◆ Materials provided
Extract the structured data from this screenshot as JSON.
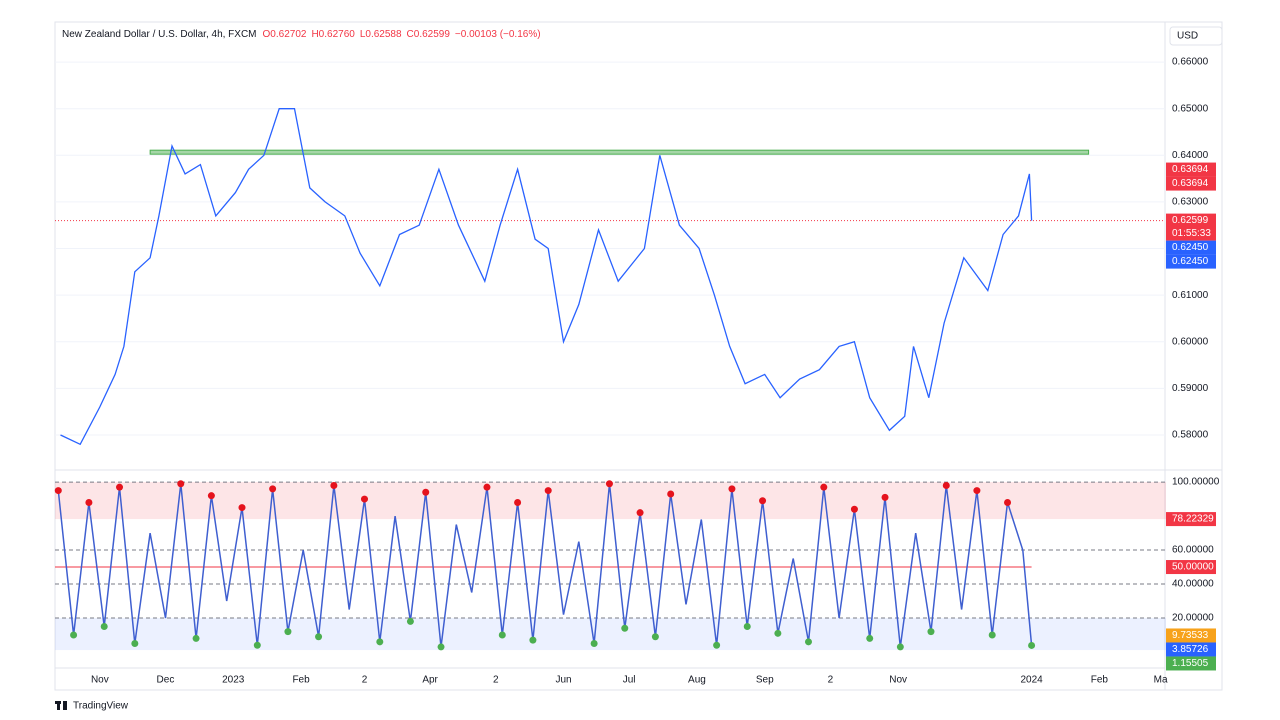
{
  "chart_data": [
    {
      "type": "line",
      "title": "New Zealand Dollar / U.S. Dollar, 4h, FXCM",
      "quote_labels": [
        "O0.62702",
        "H0.62760",
        "L0.62588",
        "C0.62599",
        "−0.00103 (−0.16%)"
      ],
      "currency": "USD",
      "x": [
        -18,
        -9,
        0,
        7,
        11,
        16,
        23,
        27,
        33,
        39,
        46,
        53,
        62,
        68,
        75,
        82,
        89,
        96,
        103,
        112,
        119,
        128,
        137,
        146,
        155,
        164,
        176,
        183,
        191,
        199,
        205,
        212,
        219,
        228,
        237,
        249,
        256,
        265,
        274,
        281,
        288,
        295,
        304,
        311,
        320,
        329,
        338,
        345,
        352,
        361,
        368,
        372,
        379,
        386,
        395,
        406,
        413,
        420,
        425,
        426
      ],
      "values": [
        0.58,
        0.578,
        0.586,
        0.593,
        0.599,
        0.615,
        0.618,
        0.627,
        0.642,
        0.636,
        0.638,
        0.627,
        0.632,
        0.637,
        0.64,
        0.65,
        0.65,
        0.633,
        0.63,
        0.627,
        0.619,
        0.612,
        0.623,
        0.625,
        0.637,
        0.625,
        0.613,
        0.625,
        0.637,
        0.622,
        0.62,
        0.6,
        0.608,
        0.624,
        0.613,
        0.62,
        0.64,
        0.625,
        0.62,
        0.61,
        0.599,
        0.591,
        0.593,
        0.588,
        0.592,
        0.594,
        0.599,
        0.6,
        0.588,
        0.581,
        0.584,
        0.599,
        0.588,
        0.604,
        0.618,
        0.611,
        0.623,
        0.627,
        0.636,
        0.62599
      ],
      "color": "#2962ff",
      "xlim": [
        -20.5,
        487
      ],
      "ylim": [
        0.5742,
        0.6686
      ],
      "yticks": [
        {
          "value": 0.58,
          "label": "0.58000"
        },
        {
          "value": 0.59,
          "label": "0.59000"
        },
        {
          "value": 0.6,
          "label": "0.60000"
        },
        {
          "value": 0.61,
          "label": "0.61000"
        },
        {
          "value": 0.62,
          "label": "0.62000"
        },
        {
          "value": 0.63,
          "label": "0.63000"
        },
        {
          "value": 0.64,
          "label": "0.64000"
        },
        {
          "value": 0.65,
          "label": "0.65000"
        },
        {
          "value": 0.66,
          "label": "0.66000"
        }
      ],
      "xticks": [
        {
          "value": 0,
          "label": "Nov"
        },
        {
          "value": 30,
          "label": "Dec"
        },
        {
          "value": 61,
          "label": "2023"
        },
        {
          "value": 92,
          "label": "Feb"
        },
        {
          "value": 121,
          "label": "2"
        },
        {
          "value": 151,
          "label": "Apr"
        },
        {
          "value": 181,
          "label": "2"
        },
        {
          "value": 212,
          "label": "Jun"
        },
        {
          "value": 242,
          "label": "Jul"
        },
        {
          "value": 273,
          "label": "Aug"
        },
        {
          "value": 304,
          "label": "Sep"
        },
        {
          "value": 334,
          "label": "2"
        },
        {
          "value": 365,
          "label": "Nov"
        },
        {
          "value": 426,
          "label": "2024"
        },
        {
          "value": 457,
          "label": "Feb"
        },
        {
          "value": 485,
          "label": "Ma"
        }
      ],
      "resistance_zone": [
        0.6403,
        0.6411
      ],
      "price_labels": [
        {
          "value": 0.63694,
          "label": "0.63694",
          "color": "#f23645"
        },
        {
          "value": 0.63694,
          "label": "0.63694",
          "color": "#f23645"
        },
        {
          "value": 0.62599,
          "label": "0.62599",
          "color": "#f23645"
        },
        {
          "value": 0.6245,
          "label": "0.62450",
          "color": "#2962ff"
        },
        {
          "value": 0.6245,
          "label": "0.62450",
          "color": "#2962ff"
        }
      ],
      "countdown": "01:55:33"
    },
    {
      "type": "line",
      "x": [
        -19,
        -12,
        -5,
        2,
        9,
        16,
        23,
        30,
        37,
        44,
        51,
        58,
        65,
        72,
        79,
        86,
        93,
        100,
        107,
        114,
        121,
        128,
        135,
        142,
        149,
        156,
        163,
        170,
        177,
        184,
        191,
        198,
        205,
        212,
        219,
        226,
        233,
        240,
        247,
        254,
        261,
        268,
        275,
        282,
        289,
        296,
        303,
        310,
        317,
        324,
        331,
        338,
        345,
        352,
        359,
        366,
        373,
        380,
        387,
        394,
        401,
        408,
        415,
        422,
        426
      ],
      "values": [
        95,
        10,
        88,
        15,
        97,
        5,
        70,
        20,
        99,
        8,
        92,
        30,
        85,
        4,
        96,
        12,
        60,
        9,
        98,
        25,
        90,
        6,
        80,
        18,
        94,
        3,
        75,
        35,
        97,
        10,
        88,
        7,
        95,
        22,
        65,
        5,
        99,
        14,
        82,
        9,
        93,
        28,
        78,
        4,
        96,
        15,
        89,
        11,
        55,
        6,
        97,
        20,
        84,
        8,
        91,
        3,
        70,
        12,
        98,
        25,
        95,
        10,
        88,
        60,
        3.85726
      ],
      "color": "#3f5fd0",
      "xlim": [
        -20.5,
        487
      ],
      "ylim": [
        -4.7,
        102.4
      ],
      "yticks": [
        {
          "value": 100,
          "label": "100.00000"
        },
        {
          "value": 60,
          "label": "60.00000"
        },
        {
          "value": 40,
          "label": "40.00000"
        },
        {
          "value": 20,
          "label": "20.00000"
        }
      ],
      "level_labels": [
        {
          "value": 78.22329,
          "label": "78.22329",
          "color": "#f23645"
        },
        {
          "value": 50,
          "label": "50.00000",
          "color": "#f23645"
        },
        {
          "value": 9.73533,
          "label": "9.73533",
          "color": "#f7a21b"
        },
        {
          "value": 3.85726,
          "label": "3.85726",
          "color": "#2962ff"
        },
        {
          "value": 1.15505,
          "label": "1.15505",
          "color": "#4caf50"
        }
      ]
    }
  ],
  "footer": "TradingView"
}
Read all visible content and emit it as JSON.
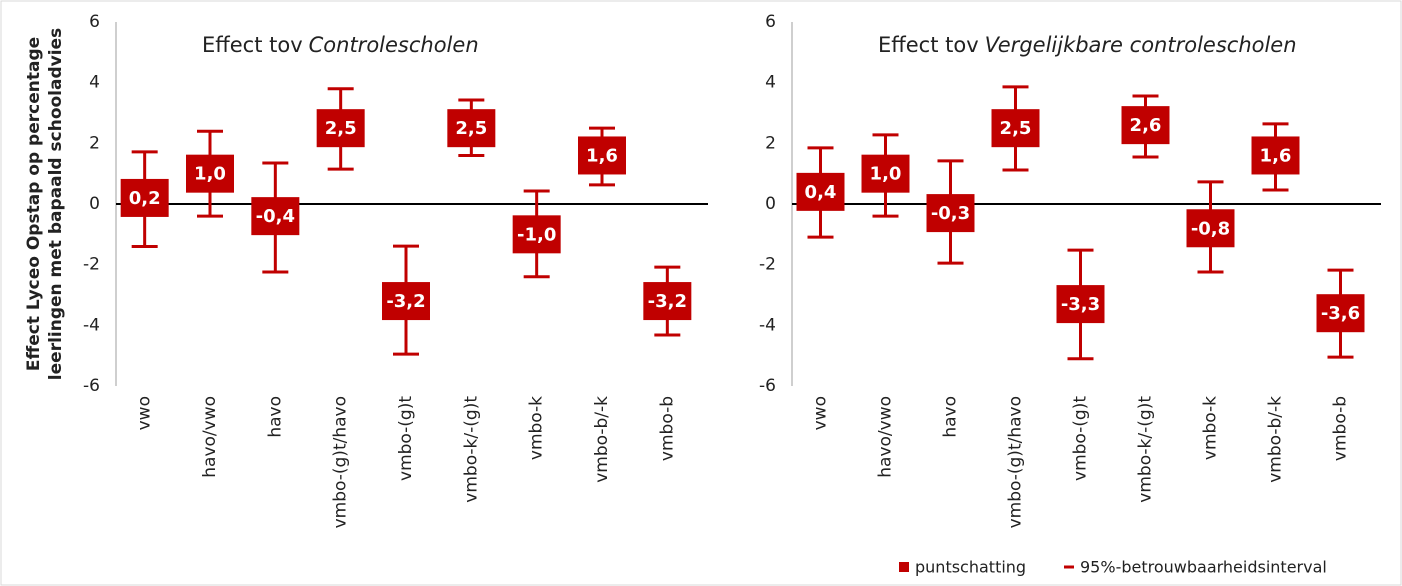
{
  "y_label": [
    "Effect Lyceo Opstap op percentage",
    "leerlingen met bapaald schooladvies"
  ],
  "chart_data": [
    {
      "type": "errorbar",
      "title": "Effect tov",
      "title_emphasis": "Controlescholen",
      "categories": [
        "vwo",
        "havo/vwo",
        "havo",
        "vmbo-(g)t/havo",
        "vmbo-(g)t",
        "vmbo-k/-(g)t",
        "vmbo-k",
        "vmbo-b/-k",
        "vmbo-b"
      ],
      "ylim": [
        -6,
        6
      ],
      "yticks": [
        -6,
        -4,
        -2,
        0,
        2,
        4,
        6
      ],
      "color": "#c00000",
      "series": [
        {
          "name": "puntschatting",
          "values": [
            0.2,
            1.0,
            -0.4,
            2.5,
            -3.2,
            2.5,
            -1.0,
            1.6,
            -3.2
          ],
          "value_labels": [
            "0,2",
            "1,0",
            "-0,4",
            "2,5",
            "-3,2",
            "2,5",
            "-1,0",
            "1,6",
            "-3,2"
          ]
        },
        {
          "name": "95%-betrouwbaarheidsinterval",
          "lower": [
            -1.4,
            -0.4,
            -2.24,
            1.15,
            -4.95,
            1.6,
            -2.4,
            0.63,
            -4.32
          ],
          "upper": [
            1.72,
            2.4,
            1.35,
            3.8,
            -1.39,
            3.43,
            0.43,
            2.5,
            -2.08
          ]
        }
      ]
    },
    {
      "type": "errorbar",
      "title": "Effect tov",
      "title_emphasis": "Vergelijkbare controlescholen",
      "categories": [
        "vwo",
        "havo/vwo",
        "havo",
        "vmbo-(g)t/havo",
        "vmbo-(g)t",
        "vmbo-k/-(g)t",
        "vmbo-k",
        "vmbo-b/-k",
        "vmbo-b"
      ],
      "ylim": [
        -6,
        6
      ],
      "yticks": [
        -6,
        -4,
        -2,
        0,
        2,
        4,
        6
      ],
      "color": "#c00000",
      "series": [
        {
          "name": "puntschatting",
          "values": [
            0.4,
            1.0,
            -0.3,
            2.5,
            -3.3,
            2.6,
            -0.8,
            1.6,
            -3.6
          ],
          "value_labels": [
            "0,4",
            "1,0",
            "-0,3",
            "2,5",
            "-3,3",
            "2,6",
            "-0,8",
            "1,6",
            "-3,6"
          ]
        },
        {
          "name": "95%-betrouwbaarheidsinterval",
          "lower": [
            -1.09,
            -0.4,
            -1.95,
            1.12,
            -5.1,
            1.55,
            -2.24,
            0.46,
            -5.05
          ],
          "upper": [
            1.85,
            2.28,
            1.42,
            3.86,
            -1.52,
            3.56,
            0.73,
            2.64,
            -2.18
          ]
        }
      ]
    }
  ]
}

◆ Problem description
Return every line above that contains the word "JSON".

◆ Answer to the exercise
Extract the structured data from this screenshot as JSON.
Read all visible content and emit it as JSON.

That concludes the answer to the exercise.